**Task**
Collect each line holding the string "STELIB".

Data items:
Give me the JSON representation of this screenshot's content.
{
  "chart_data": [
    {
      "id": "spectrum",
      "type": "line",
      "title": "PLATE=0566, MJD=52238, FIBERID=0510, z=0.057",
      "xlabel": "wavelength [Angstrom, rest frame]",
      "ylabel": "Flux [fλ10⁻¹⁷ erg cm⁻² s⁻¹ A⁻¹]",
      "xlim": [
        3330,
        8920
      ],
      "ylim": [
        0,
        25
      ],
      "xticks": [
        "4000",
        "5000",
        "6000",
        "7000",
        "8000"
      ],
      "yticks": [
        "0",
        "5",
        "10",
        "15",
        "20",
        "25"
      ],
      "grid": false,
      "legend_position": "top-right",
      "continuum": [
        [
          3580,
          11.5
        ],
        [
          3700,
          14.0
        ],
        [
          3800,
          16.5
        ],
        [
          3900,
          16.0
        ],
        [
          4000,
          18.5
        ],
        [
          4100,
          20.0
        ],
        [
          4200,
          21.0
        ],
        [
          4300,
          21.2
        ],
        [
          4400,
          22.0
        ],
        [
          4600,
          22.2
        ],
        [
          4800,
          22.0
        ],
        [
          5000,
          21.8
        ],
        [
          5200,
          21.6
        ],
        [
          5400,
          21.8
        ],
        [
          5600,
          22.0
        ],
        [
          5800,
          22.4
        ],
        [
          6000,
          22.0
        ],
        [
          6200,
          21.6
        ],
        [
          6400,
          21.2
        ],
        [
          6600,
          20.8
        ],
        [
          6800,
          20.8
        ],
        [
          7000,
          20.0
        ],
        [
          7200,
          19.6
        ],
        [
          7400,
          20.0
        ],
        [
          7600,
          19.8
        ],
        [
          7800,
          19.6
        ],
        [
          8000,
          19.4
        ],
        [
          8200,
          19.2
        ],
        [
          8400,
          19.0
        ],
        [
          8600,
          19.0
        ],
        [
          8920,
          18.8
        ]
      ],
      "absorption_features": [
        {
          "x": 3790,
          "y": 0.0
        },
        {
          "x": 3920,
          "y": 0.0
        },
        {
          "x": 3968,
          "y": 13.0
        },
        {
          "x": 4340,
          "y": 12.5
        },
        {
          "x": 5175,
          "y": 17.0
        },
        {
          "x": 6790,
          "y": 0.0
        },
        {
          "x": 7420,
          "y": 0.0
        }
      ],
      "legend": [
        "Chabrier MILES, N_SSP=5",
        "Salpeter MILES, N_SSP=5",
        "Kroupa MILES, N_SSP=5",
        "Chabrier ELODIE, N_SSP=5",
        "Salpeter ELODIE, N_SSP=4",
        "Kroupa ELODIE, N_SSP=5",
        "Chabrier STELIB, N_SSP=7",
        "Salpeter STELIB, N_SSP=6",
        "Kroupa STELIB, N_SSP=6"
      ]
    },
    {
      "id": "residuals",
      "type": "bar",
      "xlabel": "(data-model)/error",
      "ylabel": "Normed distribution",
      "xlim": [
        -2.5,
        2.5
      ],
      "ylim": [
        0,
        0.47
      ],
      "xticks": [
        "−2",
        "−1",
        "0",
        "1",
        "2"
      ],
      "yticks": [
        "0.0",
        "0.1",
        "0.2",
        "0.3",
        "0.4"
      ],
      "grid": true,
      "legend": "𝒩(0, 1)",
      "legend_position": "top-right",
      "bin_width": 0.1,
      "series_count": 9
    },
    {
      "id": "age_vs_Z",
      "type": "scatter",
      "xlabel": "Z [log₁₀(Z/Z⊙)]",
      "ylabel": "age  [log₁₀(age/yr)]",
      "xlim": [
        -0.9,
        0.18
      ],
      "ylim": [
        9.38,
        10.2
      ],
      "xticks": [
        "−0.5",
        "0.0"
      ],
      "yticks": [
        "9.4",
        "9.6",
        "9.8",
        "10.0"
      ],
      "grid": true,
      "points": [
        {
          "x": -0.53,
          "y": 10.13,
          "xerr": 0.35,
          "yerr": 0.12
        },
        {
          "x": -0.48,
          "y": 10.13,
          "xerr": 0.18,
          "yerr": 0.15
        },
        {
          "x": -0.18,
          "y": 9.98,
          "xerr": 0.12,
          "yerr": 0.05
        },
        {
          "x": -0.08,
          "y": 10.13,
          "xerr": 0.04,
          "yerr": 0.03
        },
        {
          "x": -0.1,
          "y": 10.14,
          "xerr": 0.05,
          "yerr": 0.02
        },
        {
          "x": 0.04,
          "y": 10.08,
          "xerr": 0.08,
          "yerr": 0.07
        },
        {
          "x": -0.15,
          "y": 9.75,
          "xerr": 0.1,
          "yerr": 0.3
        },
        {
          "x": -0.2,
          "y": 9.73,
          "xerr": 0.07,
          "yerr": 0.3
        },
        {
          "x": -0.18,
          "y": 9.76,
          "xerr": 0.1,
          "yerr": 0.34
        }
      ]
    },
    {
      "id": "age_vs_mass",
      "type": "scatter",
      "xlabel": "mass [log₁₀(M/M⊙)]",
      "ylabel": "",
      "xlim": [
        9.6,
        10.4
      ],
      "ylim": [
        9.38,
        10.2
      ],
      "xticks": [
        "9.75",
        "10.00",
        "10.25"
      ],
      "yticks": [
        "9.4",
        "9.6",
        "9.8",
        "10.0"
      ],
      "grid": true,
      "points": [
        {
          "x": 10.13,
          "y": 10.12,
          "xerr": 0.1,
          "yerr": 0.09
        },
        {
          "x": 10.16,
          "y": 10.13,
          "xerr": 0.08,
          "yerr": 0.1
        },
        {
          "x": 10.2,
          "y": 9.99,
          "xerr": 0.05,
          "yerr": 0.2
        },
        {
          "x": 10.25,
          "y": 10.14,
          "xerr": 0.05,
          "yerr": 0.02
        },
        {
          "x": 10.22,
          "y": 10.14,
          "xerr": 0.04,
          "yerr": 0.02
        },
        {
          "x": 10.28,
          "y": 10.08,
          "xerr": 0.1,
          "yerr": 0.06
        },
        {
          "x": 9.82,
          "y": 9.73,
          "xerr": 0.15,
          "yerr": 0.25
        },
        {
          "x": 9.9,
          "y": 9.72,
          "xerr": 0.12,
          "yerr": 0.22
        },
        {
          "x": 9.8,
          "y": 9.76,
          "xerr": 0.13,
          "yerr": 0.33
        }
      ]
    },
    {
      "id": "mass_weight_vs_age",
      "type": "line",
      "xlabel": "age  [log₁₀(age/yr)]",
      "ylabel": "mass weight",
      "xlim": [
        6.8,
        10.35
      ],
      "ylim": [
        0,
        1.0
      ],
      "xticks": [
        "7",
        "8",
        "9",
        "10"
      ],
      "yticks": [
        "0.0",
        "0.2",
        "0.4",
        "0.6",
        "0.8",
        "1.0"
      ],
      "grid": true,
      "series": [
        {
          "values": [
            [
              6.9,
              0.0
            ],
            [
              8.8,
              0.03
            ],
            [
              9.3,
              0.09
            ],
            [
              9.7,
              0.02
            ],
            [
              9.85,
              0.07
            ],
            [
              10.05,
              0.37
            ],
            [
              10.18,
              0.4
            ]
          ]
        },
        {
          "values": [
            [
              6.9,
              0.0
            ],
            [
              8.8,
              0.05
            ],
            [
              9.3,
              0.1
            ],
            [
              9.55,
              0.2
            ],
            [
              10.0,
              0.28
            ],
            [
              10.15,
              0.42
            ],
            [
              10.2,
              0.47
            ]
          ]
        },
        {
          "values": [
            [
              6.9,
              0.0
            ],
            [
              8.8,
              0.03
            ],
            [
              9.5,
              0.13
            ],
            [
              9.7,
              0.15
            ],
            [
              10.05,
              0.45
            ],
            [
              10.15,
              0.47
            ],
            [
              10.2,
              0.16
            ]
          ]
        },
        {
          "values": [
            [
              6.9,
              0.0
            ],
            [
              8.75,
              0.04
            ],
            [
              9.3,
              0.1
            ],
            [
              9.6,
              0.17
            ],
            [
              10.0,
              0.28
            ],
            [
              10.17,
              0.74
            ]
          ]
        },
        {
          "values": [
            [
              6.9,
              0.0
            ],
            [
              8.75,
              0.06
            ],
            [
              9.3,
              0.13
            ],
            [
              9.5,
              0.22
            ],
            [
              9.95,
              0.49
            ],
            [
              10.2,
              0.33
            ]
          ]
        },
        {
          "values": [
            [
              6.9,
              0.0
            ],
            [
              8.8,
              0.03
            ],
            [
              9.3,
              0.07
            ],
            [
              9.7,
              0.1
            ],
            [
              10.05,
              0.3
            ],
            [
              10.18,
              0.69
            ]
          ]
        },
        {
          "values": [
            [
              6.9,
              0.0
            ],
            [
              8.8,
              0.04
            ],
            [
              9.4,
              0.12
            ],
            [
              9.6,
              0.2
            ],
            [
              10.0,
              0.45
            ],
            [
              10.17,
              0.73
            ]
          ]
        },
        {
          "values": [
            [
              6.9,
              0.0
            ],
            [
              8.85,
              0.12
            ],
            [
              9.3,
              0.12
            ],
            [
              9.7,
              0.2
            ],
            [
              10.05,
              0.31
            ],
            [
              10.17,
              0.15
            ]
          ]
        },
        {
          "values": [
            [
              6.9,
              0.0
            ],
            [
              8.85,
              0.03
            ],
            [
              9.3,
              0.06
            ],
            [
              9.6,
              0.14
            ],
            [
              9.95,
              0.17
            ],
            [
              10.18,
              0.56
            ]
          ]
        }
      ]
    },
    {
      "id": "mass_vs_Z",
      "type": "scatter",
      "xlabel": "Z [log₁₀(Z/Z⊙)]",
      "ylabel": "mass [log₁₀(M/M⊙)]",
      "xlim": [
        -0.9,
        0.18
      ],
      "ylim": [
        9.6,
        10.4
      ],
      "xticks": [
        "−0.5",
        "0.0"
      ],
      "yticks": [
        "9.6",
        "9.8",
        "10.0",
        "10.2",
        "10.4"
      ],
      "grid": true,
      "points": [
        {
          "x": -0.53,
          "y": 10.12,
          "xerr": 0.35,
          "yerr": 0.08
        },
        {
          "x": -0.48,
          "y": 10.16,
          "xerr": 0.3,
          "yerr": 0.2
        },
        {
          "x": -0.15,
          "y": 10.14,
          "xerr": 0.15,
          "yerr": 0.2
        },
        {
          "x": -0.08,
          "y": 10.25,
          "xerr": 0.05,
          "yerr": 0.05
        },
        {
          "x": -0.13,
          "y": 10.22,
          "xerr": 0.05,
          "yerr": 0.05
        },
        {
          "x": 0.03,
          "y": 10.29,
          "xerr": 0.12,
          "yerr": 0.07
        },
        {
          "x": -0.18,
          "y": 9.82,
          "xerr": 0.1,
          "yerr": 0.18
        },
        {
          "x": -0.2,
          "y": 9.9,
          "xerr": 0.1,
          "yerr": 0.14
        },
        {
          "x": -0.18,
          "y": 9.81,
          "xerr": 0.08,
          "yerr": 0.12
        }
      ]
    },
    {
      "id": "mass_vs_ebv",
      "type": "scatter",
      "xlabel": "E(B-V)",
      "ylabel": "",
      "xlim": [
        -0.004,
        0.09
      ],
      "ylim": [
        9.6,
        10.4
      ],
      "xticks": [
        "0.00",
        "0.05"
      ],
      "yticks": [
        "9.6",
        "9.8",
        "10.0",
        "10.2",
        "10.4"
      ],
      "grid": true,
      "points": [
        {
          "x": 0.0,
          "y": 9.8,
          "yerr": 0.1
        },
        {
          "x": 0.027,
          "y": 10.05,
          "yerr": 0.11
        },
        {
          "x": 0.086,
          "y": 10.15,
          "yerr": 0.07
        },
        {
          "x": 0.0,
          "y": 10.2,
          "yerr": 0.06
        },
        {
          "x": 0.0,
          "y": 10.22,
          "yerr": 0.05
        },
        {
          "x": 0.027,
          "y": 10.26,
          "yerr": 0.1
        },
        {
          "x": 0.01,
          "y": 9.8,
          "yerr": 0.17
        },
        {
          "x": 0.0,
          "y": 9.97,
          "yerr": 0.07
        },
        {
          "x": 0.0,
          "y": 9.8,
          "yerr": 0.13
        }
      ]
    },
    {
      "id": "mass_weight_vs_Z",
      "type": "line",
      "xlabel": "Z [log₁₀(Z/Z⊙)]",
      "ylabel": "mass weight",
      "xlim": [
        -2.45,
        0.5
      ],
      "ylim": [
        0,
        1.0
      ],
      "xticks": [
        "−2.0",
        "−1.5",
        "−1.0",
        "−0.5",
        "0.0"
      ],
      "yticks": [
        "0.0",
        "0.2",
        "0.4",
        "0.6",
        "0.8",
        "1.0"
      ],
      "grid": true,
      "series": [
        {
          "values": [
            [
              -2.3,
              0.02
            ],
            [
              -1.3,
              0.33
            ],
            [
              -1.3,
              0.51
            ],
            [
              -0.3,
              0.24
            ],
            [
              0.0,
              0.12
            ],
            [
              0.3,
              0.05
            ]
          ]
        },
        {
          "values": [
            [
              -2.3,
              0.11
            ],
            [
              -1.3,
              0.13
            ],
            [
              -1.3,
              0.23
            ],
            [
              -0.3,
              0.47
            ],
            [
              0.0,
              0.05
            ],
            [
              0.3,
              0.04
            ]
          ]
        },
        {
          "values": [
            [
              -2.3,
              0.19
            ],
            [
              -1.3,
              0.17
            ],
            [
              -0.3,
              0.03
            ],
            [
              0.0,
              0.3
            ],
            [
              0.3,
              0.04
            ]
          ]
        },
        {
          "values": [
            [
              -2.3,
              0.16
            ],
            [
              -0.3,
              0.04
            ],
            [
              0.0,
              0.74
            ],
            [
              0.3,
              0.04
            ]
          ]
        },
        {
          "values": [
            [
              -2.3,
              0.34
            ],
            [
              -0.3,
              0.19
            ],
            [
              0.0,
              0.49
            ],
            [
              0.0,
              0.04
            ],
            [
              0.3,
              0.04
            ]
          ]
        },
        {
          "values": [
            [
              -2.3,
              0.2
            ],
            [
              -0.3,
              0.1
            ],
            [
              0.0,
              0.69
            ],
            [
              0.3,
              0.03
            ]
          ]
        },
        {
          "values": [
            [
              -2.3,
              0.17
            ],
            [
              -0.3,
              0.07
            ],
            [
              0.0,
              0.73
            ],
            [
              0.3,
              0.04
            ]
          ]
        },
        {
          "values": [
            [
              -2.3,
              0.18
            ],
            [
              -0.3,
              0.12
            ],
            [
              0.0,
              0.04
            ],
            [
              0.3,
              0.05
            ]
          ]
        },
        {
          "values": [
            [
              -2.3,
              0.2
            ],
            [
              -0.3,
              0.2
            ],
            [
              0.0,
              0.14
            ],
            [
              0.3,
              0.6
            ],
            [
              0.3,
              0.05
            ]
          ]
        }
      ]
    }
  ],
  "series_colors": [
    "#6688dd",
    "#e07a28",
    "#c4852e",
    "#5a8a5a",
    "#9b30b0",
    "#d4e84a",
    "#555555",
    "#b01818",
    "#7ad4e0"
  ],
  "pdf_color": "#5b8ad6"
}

**Output for this task**
        "Chabrier STELIB, N_SSP=7",
        "Salpeter STELIB, N_SSP=6",
        "Kroupa STELIB, N_SSP=6"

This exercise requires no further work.